= SOURCE TEXT =

━━━

This demonstrator showcases the capabilities of the RML+Solid pipeline presented in the paper 'Extending RML to Support Permissioned Data Sharing'.
The RML+Solid pipeline takes heterogeneous data sources and an extended RML mapping as input. Following RML extensions are included in the extended RML mapping:
The extended RML mapping is executed with RMLMapper v7.2.0 as RML processor.
The extended RML mapping defines logical targets for resources on a Solid pod hosted by a Community Solid Server v7.1.3.
The demonstrator simulates how three manufacturers share their data with ten users, each with distinct access rights to the manufacturers' data.
Per manufacturer, we created
(i) source data about products and their properties:
./manufacturer1/data/,
./manufacturer2/data/, and
./manufacturer3/data/;
(ii) a CSV file to manage the access control:
./manufacturer1/data/read_access.csv,
./manufacturer2/data/read_access.csv, and
./manufacturer3/data/read_access.csv;
(iii) an extended RML mapping:
./manufacturer1/mapping.rml.ttl,
./manufacturer2/mapping.rml.ttl and
./manufacturer3/mapping.rml.ttl;
and (iv) and a Solid pod hosted on a Solid Community Server: ./CommunitySolidServer/pods/manufacturer1/,
./CommunitySolidServer/pods/manufacturer2/, and
./CommunitySolidServer/pods/manufacturer3/,
For the users, who get read access to selected parts of the manufacturers' data, we created ten additional Solid pods: ./CommunitySolidServer/pods/userX/ .
The authentication details for the manufacturers and users adhere to following pattern (X should be replaced the manufacturer's or user's number):
password | webId | oidcIssuer | |
---|---|---|---|
[email protected] | abc123 | http://localhost:3000/manufacturerX/profile/card#me | http://localhost:3000/ |
[email protected] | abc123 | http://localhost:3000/userX/profile/card#me | http://localhost:3000/ |
With the RML+Solid pipeline, we execute the extended RML mappings to convert the source data and access control data to RDF data and to publish the RDF data on the Solid pods of the manufacturers.
- a bash shell
- Java version 17 (We tested with OpenJDK v17.0.2)
- Docker Engine
- Node (We tested with Node v20.00.0)
To avoid any library conflicts, especially with Comunica, we start the Communtiy Solid server as a Docker. To start the Community Solid Server, run following command:
cd ./CommunitySolidServer
docker run --rm -v $(pwd)/config:/config -v $(pwd)/pods:/pods -p 3000:3000 solidproject/community-server -c /config/file.json --seedConfig /config/seeded-pod-config.json -f /pods --name CSS
Note for Windows users: Using $(pwd)
won't just work to get the "present working dir". Here are a few alternatives:
- MinGW / git bash: use
/$(pwd)

━━━

= GIVEN MATERIAL =
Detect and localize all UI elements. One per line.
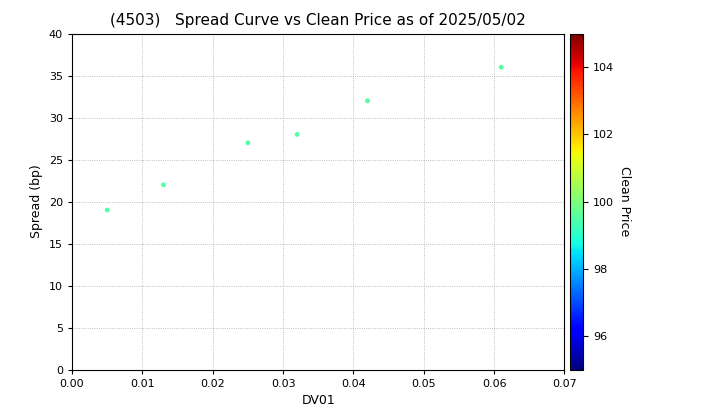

━━━

= DIRECTION 1 =
What four things does the RML+Solid demonstrator text say were created for each manufacturer?
= DIRECTION 2 =
Carry on the RML+Solid demonstrator text from the point where it stops.

= EXERCISE RESULT 1 =
1. Source data about products and their properties
2. A CSV file to manage the access control
3. An extended RML mapping
4. A Solid pod hosted on a Solid Community Server

= EXERCISE RESULT 2 =
- Windows command line (cmd):
%cd%
- PowerShell:
${PDW}
Example for PowerShell:
docker run --name CSS --rm -v ${PWD}/config:/config -v ${PWD}/pods:/pods -p 3000:3000 solidproject/community-server -c /config/file.json --seedConfig /config/seeded-pod-config.json -f /pods
The configuration of the Solid pods can be adapted in this file: ./CommunitySolidServer/config/seeded-pod-config.json.
In this repository contains the state of the Solid pods after executing the RML mappings.
This allows us to refer to specific resources on the Solid pods to explain the features of the RML+Solid pipeline.
To restart from scratch, stop the docker, delete the content of the folder ./CommunitySolidServer/pods, restart the CommunitySolidServer,and execute the RML mappings with RMLMapper.
In a new terminal:
docker stop CSS
cd ./CommunitySolidServer
rm -r ./pods/
docker run --name CSS --rm -v $(pwd)/config:/config -v $(pwd)/pods:/pods -p 3000:3000 solidproject/community-server -c /config/file.json --seedConfig /config/seeded-pod-config.json -f /pods
- Download RMLMapper v7.2.0 as
rmlmapper.jar
in this folder - In a new terminal execute the extended RML mapping of the three manufacturers (this may take some minutes).
cd ./manufacturer1
echo 'Executing mapping manufacturer1...'
java -jar ../rmlmapper.jar -m mapping.rml.ttl -d
cd ../manufacturer2
echo 'Executing mapping manufacturer2...'
java -jar ../rmlmapper.jar -m mapping.rml.ttl -d
cd ../manufacturer3
echo 'Executing mapping manufacturer3...'
java -jar ../rmlmapper.jar -m mapping.rml.ttl -d
The content of the Solid pods after the executing of the RML+Solid pipeline can be inspected easily in the backend of the Community Solid Server: ./CommunitySolidServer/pods/manufacturer1, ./CommunitySolidServer/pods/manufacturer2, and ./CommunitySolidServer/pods/manufacturer3.
The content of Solid resources can be accessed with standardized HTTP GET requests.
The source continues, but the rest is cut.